§ **TASK OBJECTIVE**
Lines containing the word "высота" are to be located and copied.

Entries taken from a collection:

● ● ● ●

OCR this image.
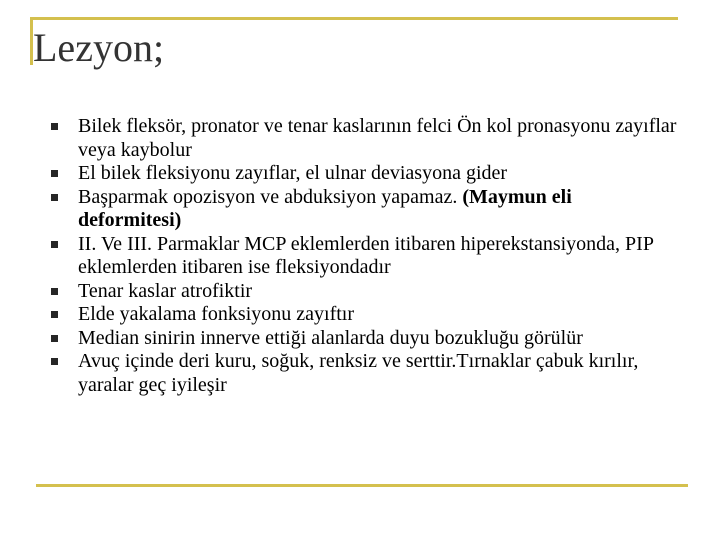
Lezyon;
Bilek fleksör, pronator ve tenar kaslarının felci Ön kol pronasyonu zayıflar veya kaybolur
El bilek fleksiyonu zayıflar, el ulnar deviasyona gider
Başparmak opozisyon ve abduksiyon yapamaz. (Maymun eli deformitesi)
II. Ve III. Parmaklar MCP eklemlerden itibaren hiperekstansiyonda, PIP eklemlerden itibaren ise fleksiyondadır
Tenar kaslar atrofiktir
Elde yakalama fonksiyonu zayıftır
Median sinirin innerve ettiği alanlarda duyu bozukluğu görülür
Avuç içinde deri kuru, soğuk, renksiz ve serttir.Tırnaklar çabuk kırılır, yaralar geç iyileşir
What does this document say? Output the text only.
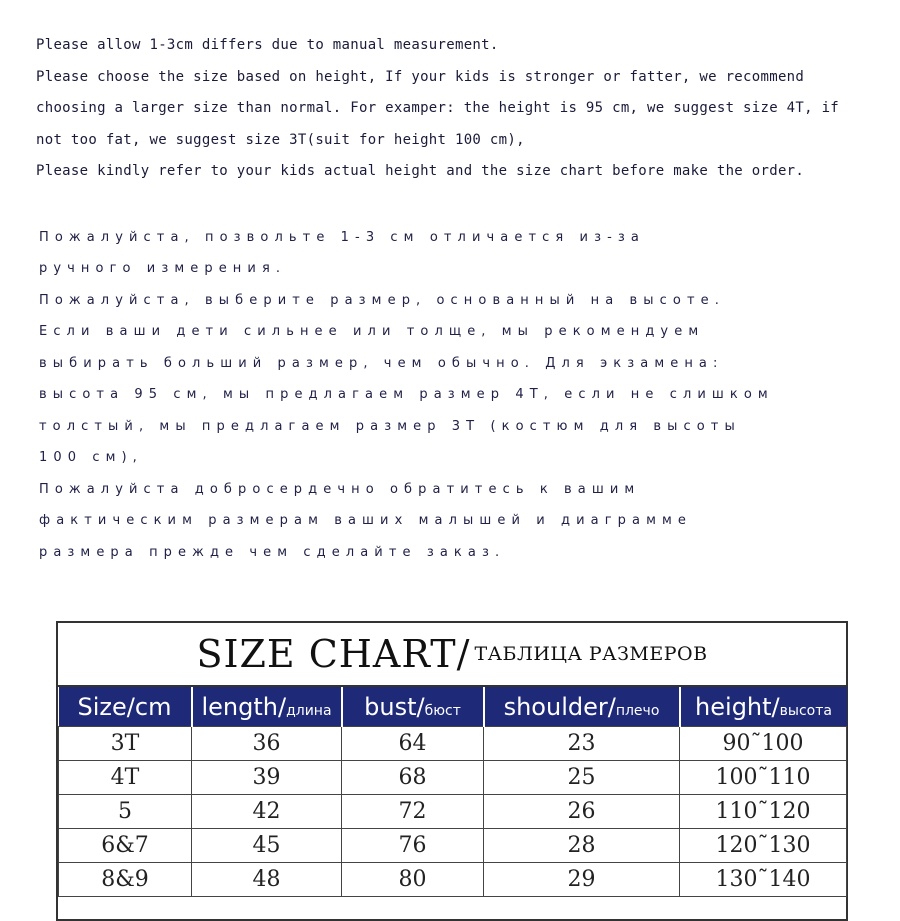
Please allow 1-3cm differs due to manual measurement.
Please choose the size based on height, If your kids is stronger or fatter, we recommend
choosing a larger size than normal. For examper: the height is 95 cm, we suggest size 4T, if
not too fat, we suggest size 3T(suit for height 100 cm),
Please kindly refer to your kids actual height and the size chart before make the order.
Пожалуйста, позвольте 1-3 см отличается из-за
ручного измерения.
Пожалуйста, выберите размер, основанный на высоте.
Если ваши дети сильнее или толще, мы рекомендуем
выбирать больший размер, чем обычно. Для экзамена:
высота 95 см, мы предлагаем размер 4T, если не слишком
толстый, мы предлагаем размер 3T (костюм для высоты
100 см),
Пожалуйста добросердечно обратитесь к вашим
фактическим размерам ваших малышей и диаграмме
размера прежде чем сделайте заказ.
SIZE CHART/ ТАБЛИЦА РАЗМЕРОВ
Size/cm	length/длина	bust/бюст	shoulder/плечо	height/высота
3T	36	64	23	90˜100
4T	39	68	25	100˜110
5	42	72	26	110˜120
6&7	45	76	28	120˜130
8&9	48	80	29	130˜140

● ● ● ●

§ **WORKED ANSWER**
высота 95 см, мы предлагаем размер 4T, если не слишком
Size/cm	length/длина	bust/бюст	shoulder/плечо	height/высота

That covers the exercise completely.